(Records from a collection)
===============
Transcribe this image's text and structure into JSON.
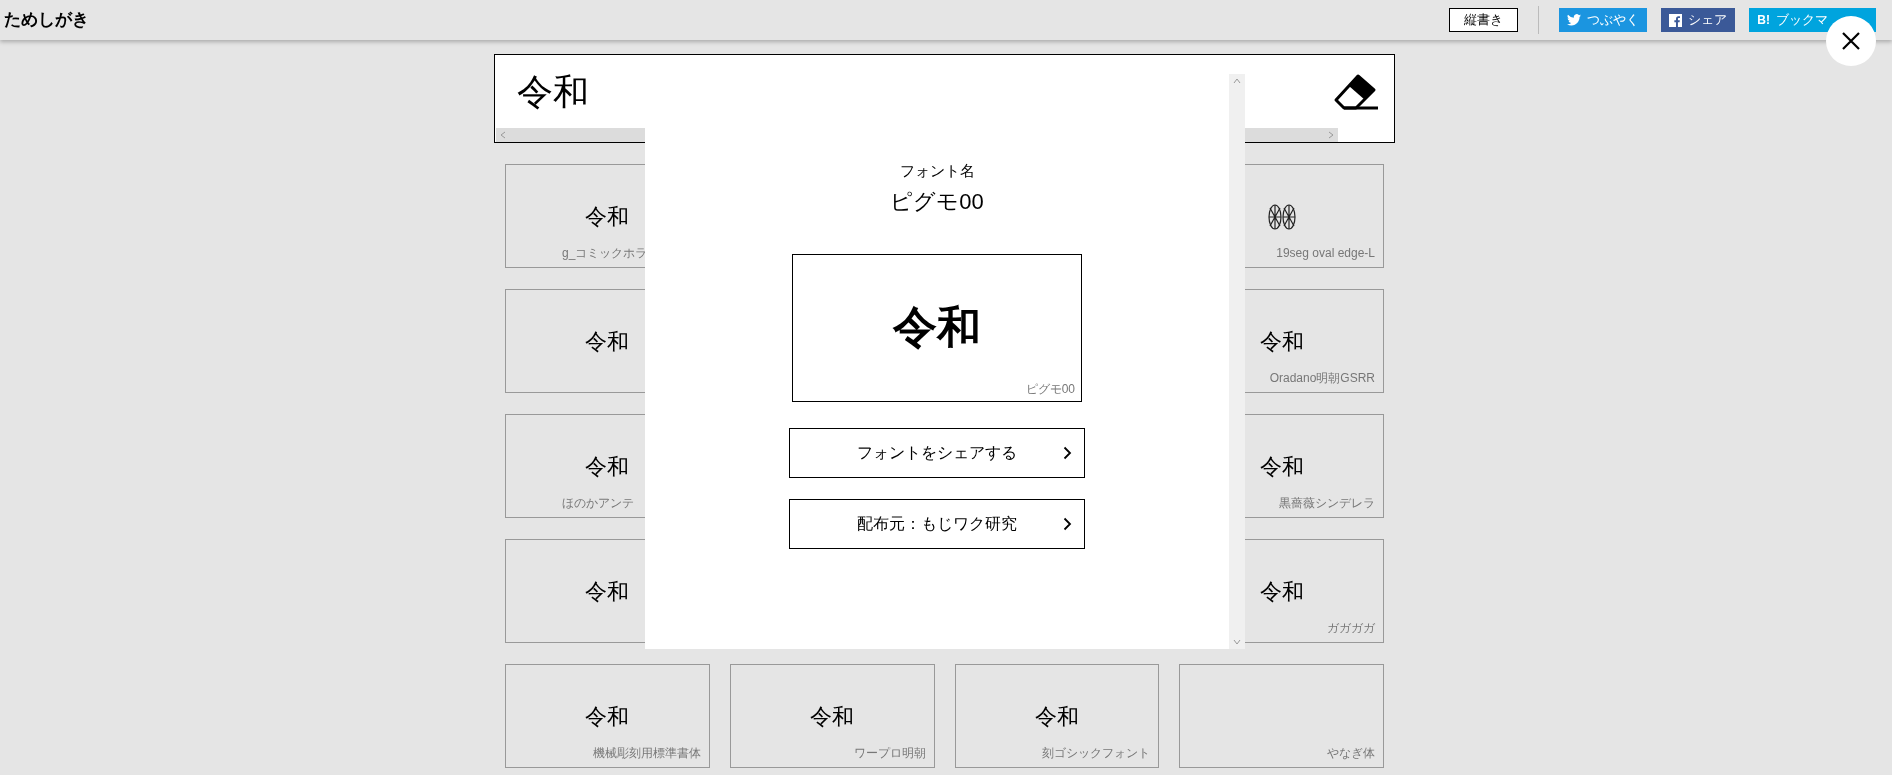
{
  "header": {
    "title": "ためしがき",
    "vertical_button": "縦書き",
    "share_buttons": [
      {
        "kind": "twitter",
        "label": "つぶやく"
      },
      {
        "kind": "facebook",
        "label": "シェア"
      },
      {
        "kind": "hatena",
        "badge": "B!",
        "label": "ブックマ"
      }
    ]
  },
  "input": {
    "value": "令和"
  },
  "card_rows": [
    {
      "cards": [
        {
          "kind": "text",
          "sample": "令和",
          "label": "g_コミックホラ"
        },
        {
          "kind": "segment",
          "label": "19seg oval edge-L"
        }
      ]
    },
    {
      "cards": [
        {
          "kind": "text",
          "sample": "令和"
        },
        {
          "kind": "text",
          "sample": "令和",
          "label": "Oradano明朝GSRR"
        }
      ]
    },
    {
      "cards": [
        {
          "kind": "text",
          "sample": "令和",
          "label": "ほのかアンテ"
        },
        {
          "kind": "text",
          "sample": "令和",
          "label": "黒薔薇シンデレラ"
        }
      ]
    },
    {
      "cards": [
        {
          "kind": "text",
          "sample": "令和"
        },
        {
          "kind": "text",
          "sample": "令和",
          "label": "ガガガガ"
        }
      ]
    },
    {
      "cards": [
        {
          "kind": "text",
          "sample": "令和",
          "label": "機械彫刻用標準書体"
        },
        {
          "kind": "text",
          "sample": "令和",
          "label": "ワープロ明朝"
        },
        {
          "kind": "text",
          "sample": "令和",
          "label": "刻ゴシックフォント"
        },
        {
          "kind": "blank",
          "label": "やなぎ体"
        }
      ]
    }
  ],
  "modal": {
    "caption": "フォント名",
    "font_name": "ピグモ00",
    "preview_text": "令和",
    "preview_label": "ピグモ00",
    "links": [
      "フォントをシェアする",
      "配布元：もじワク研究"
    ]
  }
}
===============
Task prompt:
Repeat verbatim all the material, but not the pictures.

Correct response:
Transcribe this image's text and structure into JSON.
{
  "header": {
    "title": "ためしがき",
    "vertical_button": "縦書き",
    "share_buttons": [
      {
        "kind": "twitter",
        "label": "つぶやく"
      },
      {
        "kind": "facebook",
        "label": "シェア"
      },
      {
        "kind": "hatena",
        "badge": "B!",
        "label": "ブックマ"
      }
    ]
  },
  "input": {
    "value": "令和"
  },
  "card_rows": [
    {
      "cards": [
        {
          "kind": "text",
          "sample": "令和",
          "label": "g_コミックホラ"
        },
        {
          "kind": "segment",
          "label": "19seg oval edge-L"
        }
      ]
    },
    {
      "cards": [
        {
          "kind": "text",
          "sample": "令和"
        },
        {
          "kind": "text",
          "sample": "令和",
          "label": "Oradano明朝GSRR"
        }
      ]
    },
    {
      "cards": [
        {
          "kind": "text",
          "sample": "令和",
          "label": "ほのかアンテ"
        },
        {
          "kind": "text",
          "sample": "令和",
          "label": "黒薔薇シンデレラ"
        }
      ]
    },
    {
      "cards": [
        {
          "kind": "text",
          "sample": "令和"
        },
        {
          "kind": "text",
          "sample": "令和",
          "label": "ガガガガ"
        }
      ]
    },
    {
      "cards": [
        {
          "kind": "text",
          "sample": "令和",
          "label": "機械彫刻用標準書体"
        },
        {
          "kind": "text",
          "sample": "令和",
          "label": "ワープロ明朝"
        },
        {
          "kind": "text",
          "sample": "令和",
          "label": "刻ゴシックフォント"
        },
        {
          "kind": "blank",
          "label": "やなぎ体"
        }
      ]
    }
  ],
  "modal": {
    "caption": "フォント名",
    "font_name": "ピグモ00",
    "preview_text": "令和",
    "preview_label": "ピグモ00",
    "links": [
      "フォントをシェアする",
      "配布元：もじワク研究"
    ]
  }
}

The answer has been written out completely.